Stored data
==========
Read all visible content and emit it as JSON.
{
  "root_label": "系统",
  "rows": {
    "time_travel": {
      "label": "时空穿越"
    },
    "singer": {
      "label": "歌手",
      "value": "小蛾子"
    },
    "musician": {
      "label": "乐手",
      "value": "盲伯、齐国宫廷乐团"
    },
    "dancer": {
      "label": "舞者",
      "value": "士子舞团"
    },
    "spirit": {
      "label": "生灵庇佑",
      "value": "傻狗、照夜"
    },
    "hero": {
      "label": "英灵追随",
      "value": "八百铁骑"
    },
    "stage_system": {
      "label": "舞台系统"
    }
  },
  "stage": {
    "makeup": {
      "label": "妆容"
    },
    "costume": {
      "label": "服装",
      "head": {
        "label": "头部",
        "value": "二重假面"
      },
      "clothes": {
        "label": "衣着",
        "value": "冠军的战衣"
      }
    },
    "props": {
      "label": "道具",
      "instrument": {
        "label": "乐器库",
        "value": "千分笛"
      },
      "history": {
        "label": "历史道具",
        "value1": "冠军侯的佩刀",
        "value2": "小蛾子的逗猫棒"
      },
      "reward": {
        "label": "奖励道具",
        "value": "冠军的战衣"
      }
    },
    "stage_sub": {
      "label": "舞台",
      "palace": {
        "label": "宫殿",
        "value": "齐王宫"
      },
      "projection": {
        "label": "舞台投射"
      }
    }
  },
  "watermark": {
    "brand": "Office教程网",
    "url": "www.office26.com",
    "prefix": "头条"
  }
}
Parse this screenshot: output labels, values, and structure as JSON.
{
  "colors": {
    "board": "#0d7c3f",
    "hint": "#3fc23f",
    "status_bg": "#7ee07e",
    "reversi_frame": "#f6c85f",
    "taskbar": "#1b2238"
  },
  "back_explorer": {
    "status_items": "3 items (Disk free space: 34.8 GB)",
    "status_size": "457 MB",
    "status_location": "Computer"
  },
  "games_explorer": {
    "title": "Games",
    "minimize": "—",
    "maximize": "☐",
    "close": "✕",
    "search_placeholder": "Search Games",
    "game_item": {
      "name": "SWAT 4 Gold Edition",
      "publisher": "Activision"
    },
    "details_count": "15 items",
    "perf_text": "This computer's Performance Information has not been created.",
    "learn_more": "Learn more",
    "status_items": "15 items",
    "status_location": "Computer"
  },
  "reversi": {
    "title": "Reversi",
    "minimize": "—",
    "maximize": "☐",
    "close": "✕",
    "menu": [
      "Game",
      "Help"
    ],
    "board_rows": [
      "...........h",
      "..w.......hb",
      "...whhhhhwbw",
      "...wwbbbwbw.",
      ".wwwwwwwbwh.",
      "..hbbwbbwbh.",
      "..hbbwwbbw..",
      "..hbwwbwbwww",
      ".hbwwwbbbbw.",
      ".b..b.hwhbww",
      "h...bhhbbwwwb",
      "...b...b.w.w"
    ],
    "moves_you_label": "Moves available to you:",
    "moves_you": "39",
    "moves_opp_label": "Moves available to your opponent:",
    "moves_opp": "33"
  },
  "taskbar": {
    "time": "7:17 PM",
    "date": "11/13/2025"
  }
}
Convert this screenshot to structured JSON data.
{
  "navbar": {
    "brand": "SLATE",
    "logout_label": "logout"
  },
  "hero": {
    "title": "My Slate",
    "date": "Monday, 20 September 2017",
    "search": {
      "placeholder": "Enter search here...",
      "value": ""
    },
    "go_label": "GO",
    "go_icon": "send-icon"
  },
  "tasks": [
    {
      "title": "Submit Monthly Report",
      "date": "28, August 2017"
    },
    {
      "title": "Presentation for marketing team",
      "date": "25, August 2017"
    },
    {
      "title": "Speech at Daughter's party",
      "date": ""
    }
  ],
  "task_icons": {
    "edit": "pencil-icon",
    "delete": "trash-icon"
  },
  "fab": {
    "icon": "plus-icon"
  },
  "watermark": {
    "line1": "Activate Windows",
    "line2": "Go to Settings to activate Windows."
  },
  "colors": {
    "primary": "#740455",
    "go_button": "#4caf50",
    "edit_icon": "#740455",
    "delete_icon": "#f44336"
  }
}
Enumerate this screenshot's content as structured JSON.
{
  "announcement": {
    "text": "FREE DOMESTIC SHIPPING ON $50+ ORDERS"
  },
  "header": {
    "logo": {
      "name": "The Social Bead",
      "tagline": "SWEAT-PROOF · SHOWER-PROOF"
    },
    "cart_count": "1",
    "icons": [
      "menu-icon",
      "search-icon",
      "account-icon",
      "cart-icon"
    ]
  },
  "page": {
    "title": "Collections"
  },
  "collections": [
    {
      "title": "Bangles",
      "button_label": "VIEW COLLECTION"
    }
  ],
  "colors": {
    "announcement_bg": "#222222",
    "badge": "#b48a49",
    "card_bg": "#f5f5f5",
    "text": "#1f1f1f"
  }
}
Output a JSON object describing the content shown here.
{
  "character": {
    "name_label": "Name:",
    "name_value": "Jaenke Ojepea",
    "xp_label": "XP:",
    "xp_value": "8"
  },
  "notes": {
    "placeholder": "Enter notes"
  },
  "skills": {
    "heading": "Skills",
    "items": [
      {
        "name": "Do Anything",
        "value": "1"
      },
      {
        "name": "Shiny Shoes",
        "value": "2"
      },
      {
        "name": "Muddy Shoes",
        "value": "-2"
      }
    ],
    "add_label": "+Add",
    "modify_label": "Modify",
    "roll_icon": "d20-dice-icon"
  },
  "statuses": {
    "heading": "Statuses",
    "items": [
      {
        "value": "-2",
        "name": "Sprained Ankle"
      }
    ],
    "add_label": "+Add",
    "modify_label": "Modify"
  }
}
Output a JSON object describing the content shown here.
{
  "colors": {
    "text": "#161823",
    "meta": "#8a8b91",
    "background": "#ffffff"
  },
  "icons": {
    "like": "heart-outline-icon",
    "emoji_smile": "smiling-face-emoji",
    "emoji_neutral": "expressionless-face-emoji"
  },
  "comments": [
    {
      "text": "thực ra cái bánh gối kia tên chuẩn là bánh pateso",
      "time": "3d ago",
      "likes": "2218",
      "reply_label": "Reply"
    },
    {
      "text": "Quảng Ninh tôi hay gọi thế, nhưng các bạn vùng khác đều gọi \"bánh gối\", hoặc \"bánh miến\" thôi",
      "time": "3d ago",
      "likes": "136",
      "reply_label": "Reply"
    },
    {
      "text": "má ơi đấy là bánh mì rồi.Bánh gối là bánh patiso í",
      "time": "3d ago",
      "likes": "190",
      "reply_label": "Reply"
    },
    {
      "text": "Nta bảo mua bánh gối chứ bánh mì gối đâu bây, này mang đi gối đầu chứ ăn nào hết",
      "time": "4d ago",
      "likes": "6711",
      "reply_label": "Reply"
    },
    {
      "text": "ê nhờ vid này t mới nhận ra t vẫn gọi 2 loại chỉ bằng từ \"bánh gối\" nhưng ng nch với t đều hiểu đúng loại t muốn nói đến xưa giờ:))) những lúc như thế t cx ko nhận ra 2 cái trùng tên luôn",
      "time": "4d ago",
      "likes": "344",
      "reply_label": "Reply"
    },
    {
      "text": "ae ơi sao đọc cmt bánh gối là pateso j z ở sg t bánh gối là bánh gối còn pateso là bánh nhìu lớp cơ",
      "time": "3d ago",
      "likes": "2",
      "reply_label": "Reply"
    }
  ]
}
==========
• **Problem statement**: Go through the material above and count the lines that contain "August"; answer with the number alone.

• **Solution to this exercise**: 2